There were four cases, each highlighting different gun policy loopholes, and ways to prevent these instances of gun violence. Firstly, individuals can buy and sell weapons online and at gun shows without a background check and without keeping records of those transactions. Federal law only requires background checks on licensed dealers. Secondly, without safe storage laws, it is incredibly easy for children to access their parents’ guns, which are typically kept unlocked and unloaded in easy to reach places. In addition to safe storage laws, new smart gun technology, such as using your fingerprint to unlock your gun, can eradicate this issue. Thirdly, one of the  most common forms of gun violence is suicide by a firearm. This means of suicide is particularly lethal, meaning individuals who try to take their life with a gun usually succeed in doing so. Without mental health treatment records getting submitted to the National Instant Criminal Background Check System (NICS), mentally unstable individuals can impulsively buy a firearm and take their own life or the lives of others. Waiting periods can also help alleviate this issue by forcing the individual to think about their decision for a few days before they can physically purchase the gun. Lastly, in certain states, if background checks take longer than three days, then there is what is called a “default proceed” in which the gun store owner can sell a weapon to an individual regardless of the incomplete background check. Background checks can take a long time to process due to incomplete state records with missing information.

_STATED GOAL_:
Could you continue the passage above on gun policy loopholes, starting right after its final sentence about incomplete state records?

_DATA SEGMENT_:
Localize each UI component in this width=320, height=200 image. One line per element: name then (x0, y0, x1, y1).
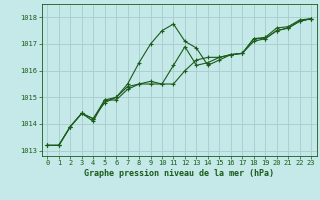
X-axis label: Graphe pression niveau de la mer (hPa): Graphe pression niveau de la mer (hPa) (84, 169, 274, 178)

_ANSWER TO THIS TASK_:
In the final part of the workshop, the group viewed clips from the 2016 documentary Under the Gun, which was followed by a discussion. What the documentary highlighted, in particular, was how severely underfunded the ATF is, which results in a lack of resources, and cases going cold. On top of this, the ATF is prohibited from computerizing records; all serial numbers need to be found by sorting through dozens and dozens of boxes of paper files that have accumulated over the past several decades. You can just imagine how time consuming that is, which is why so many cases end up going unsolved.

The YWCA Berkeley/Oakland Week Without Violence focused on highlighting issues of violence, why they happen, and how they can be alleviated. There are many policies and regulations that facilitate violence, particularly gun violence, and individuals are not always aware of these. It is important to educate yourself on certain policies and issues, especially pertaining to gun violence, so you can make calls to your senator and/or vote to make a change and see a safer world.